Provided material:
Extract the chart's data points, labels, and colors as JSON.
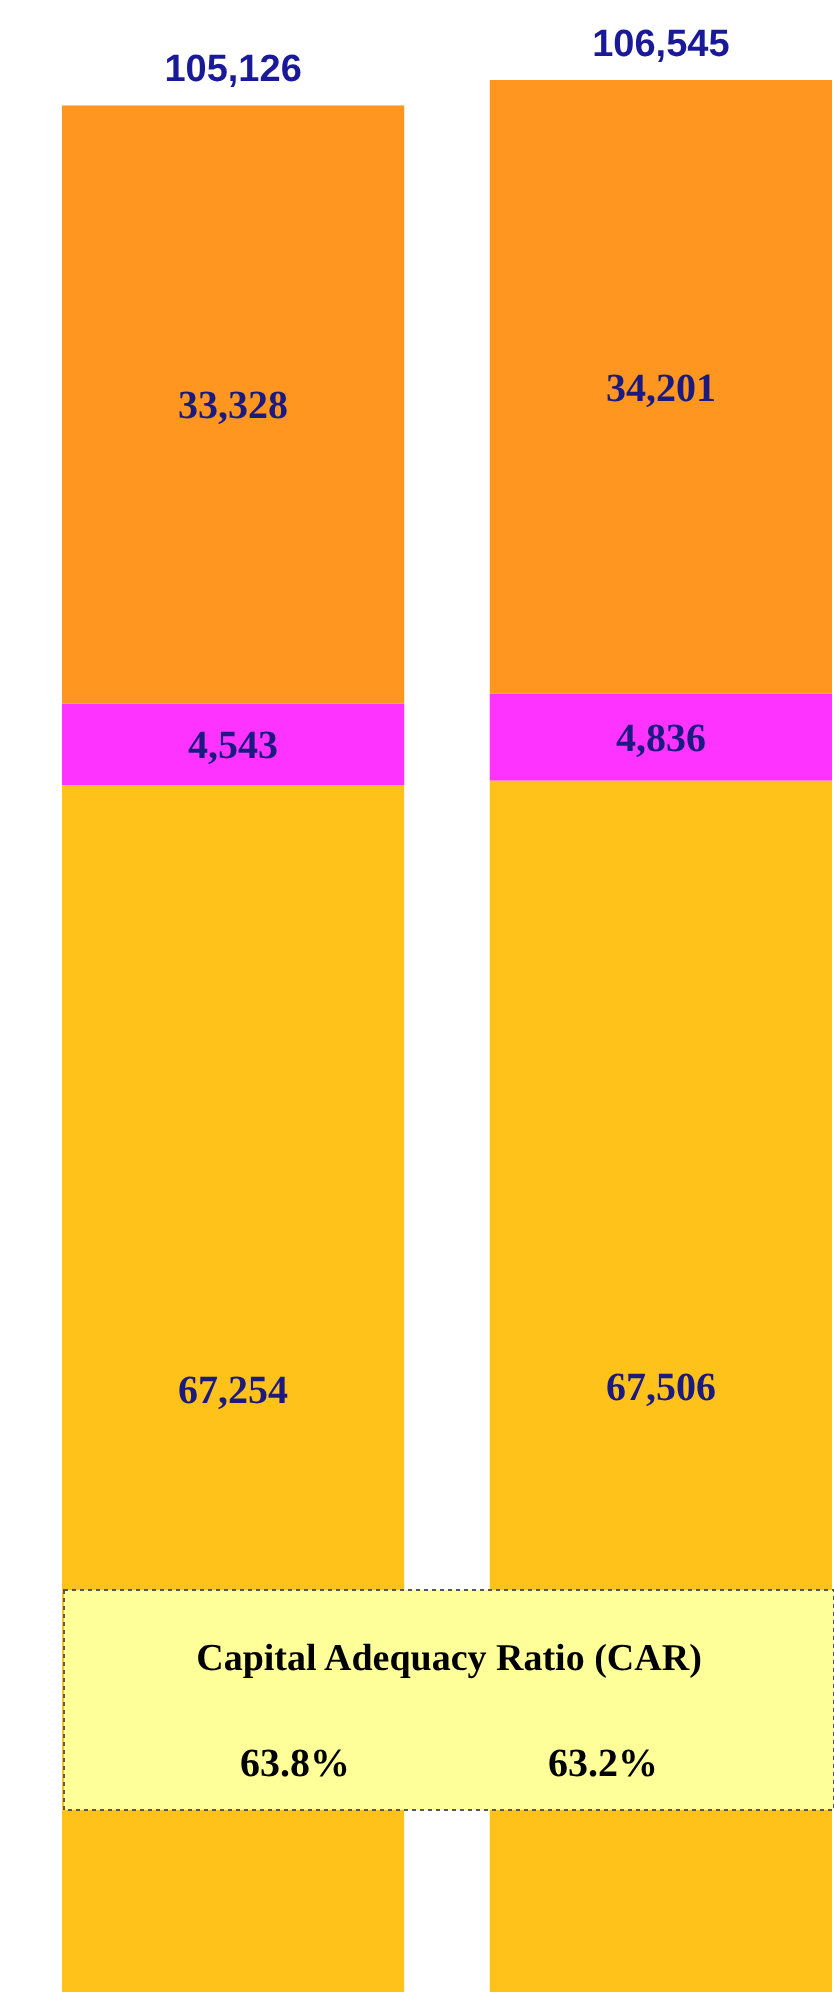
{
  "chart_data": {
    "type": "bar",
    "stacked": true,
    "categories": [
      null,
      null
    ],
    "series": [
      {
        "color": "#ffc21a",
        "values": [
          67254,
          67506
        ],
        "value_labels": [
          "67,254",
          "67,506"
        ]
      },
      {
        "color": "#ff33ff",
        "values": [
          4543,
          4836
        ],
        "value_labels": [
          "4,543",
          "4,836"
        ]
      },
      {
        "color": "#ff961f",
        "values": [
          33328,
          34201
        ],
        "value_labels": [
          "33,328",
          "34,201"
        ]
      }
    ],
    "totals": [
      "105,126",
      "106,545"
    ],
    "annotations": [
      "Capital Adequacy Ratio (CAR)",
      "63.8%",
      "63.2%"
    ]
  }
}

--

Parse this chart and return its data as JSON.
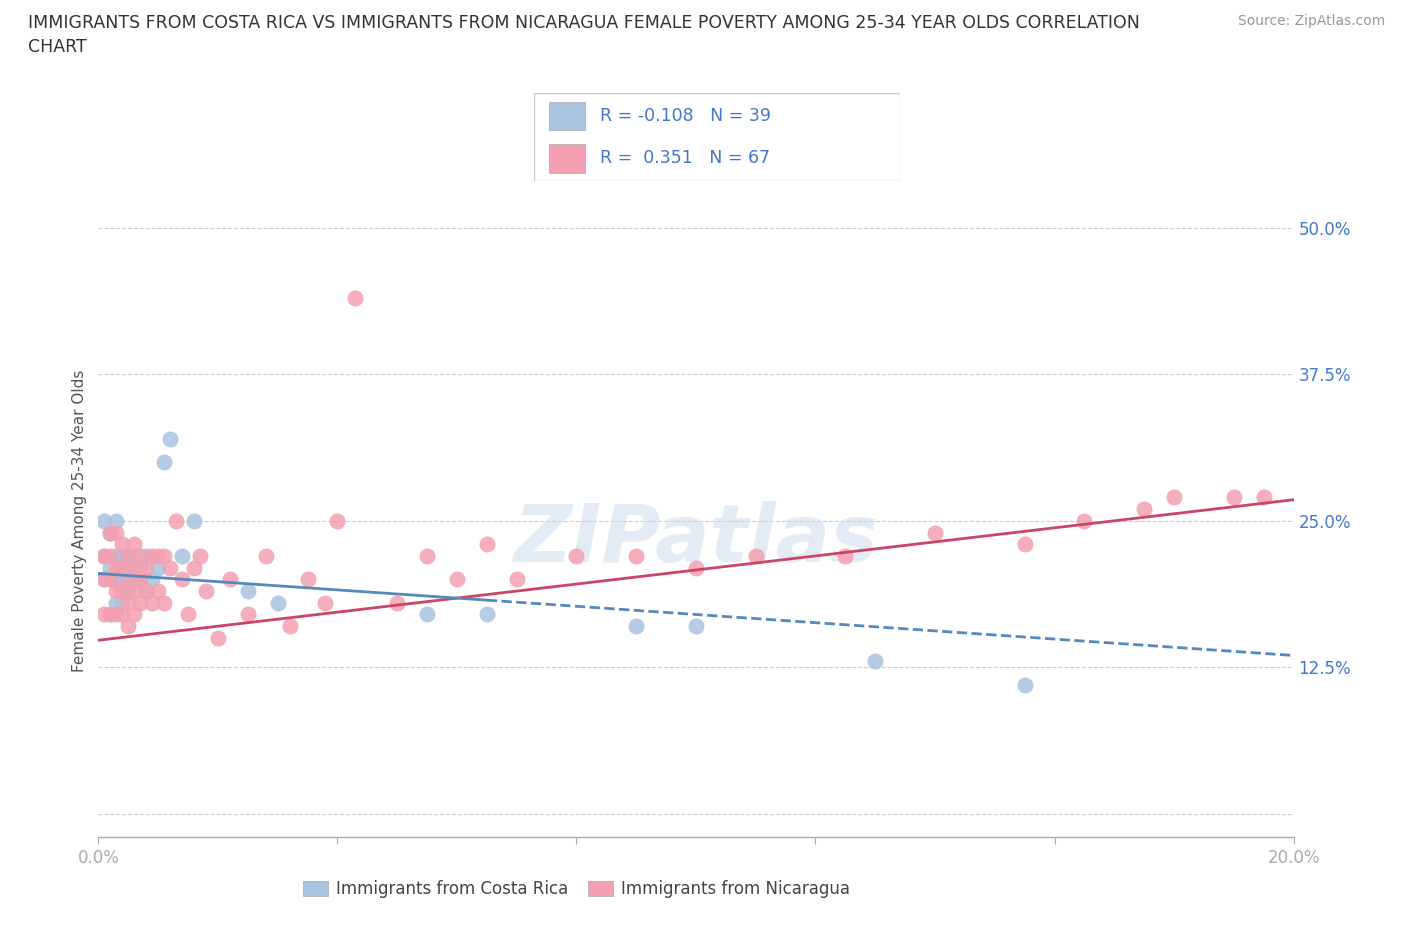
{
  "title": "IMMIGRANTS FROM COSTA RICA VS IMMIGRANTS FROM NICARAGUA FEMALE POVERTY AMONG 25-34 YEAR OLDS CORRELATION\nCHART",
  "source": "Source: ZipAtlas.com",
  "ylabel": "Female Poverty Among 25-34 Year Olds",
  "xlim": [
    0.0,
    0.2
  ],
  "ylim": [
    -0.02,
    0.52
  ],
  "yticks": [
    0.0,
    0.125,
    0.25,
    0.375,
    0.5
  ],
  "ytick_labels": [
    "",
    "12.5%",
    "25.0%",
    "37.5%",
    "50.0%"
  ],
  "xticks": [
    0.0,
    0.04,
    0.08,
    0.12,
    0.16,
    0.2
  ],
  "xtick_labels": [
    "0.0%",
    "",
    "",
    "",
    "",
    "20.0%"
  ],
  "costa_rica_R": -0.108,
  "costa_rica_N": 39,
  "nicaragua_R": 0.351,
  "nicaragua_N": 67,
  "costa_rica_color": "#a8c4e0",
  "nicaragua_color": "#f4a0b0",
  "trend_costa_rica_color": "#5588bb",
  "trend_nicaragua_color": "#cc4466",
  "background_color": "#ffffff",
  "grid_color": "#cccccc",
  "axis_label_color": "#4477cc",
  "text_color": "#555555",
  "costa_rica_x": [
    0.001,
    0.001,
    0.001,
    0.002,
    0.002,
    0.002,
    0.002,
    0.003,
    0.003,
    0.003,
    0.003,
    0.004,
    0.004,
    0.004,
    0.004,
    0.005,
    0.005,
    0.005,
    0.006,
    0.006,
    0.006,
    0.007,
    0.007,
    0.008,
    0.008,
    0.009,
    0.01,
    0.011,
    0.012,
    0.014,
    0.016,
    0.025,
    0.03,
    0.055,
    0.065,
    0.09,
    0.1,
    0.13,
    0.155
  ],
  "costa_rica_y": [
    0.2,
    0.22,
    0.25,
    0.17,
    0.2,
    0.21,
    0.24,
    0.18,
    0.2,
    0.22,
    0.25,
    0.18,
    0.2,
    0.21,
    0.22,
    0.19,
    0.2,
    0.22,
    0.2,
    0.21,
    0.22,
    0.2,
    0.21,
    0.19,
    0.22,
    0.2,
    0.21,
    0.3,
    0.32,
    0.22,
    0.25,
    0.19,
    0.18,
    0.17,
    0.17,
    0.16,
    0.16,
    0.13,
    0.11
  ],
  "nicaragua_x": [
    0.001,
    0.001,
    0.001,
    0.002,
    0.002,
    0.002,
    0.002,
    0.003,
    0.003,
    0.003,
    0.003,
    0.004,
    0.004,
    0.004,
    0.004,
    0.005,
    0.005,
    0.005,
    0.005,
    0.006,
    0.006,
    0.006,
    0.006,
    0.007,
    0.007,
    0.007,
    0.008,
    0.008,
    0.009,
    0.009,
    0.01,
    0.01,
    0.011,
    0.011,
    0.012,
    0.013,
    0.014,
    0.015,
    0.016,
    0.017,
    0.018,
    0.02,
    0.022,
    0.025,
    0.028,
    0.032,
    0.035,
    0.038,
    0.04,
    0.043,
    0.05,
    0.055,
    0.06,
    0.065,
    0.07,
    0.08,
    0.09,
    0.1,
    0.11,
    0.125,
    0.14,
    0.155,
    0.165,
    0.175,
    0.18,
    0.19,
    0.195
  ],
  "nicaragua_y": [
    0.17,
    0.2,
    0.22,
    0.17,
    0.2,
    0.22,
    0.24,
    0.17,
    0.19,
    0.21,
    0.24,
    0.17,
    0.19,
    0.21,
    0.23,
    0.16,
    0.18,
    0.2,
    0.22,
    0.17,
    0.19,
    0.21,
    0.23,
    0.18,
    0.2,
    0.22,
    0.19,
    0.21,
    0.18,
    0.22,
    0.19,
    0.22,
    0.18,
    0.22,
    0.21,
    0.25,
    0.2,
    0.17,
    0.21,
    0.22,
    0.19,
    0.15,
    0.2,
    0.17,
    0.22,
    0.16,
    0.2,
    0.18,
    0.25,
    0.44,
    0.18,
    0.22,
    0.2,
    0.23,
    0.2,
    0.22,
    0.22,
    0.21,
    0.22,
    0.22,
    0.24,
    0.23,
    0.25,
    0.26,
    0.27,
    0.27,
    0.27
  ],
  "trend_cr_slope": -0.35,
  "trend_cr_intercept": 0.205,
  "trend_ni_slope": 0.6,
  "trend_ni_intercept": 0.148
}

Objective: Say how many lines in this material hold "JSON", and say nothing else.

Written solution: 2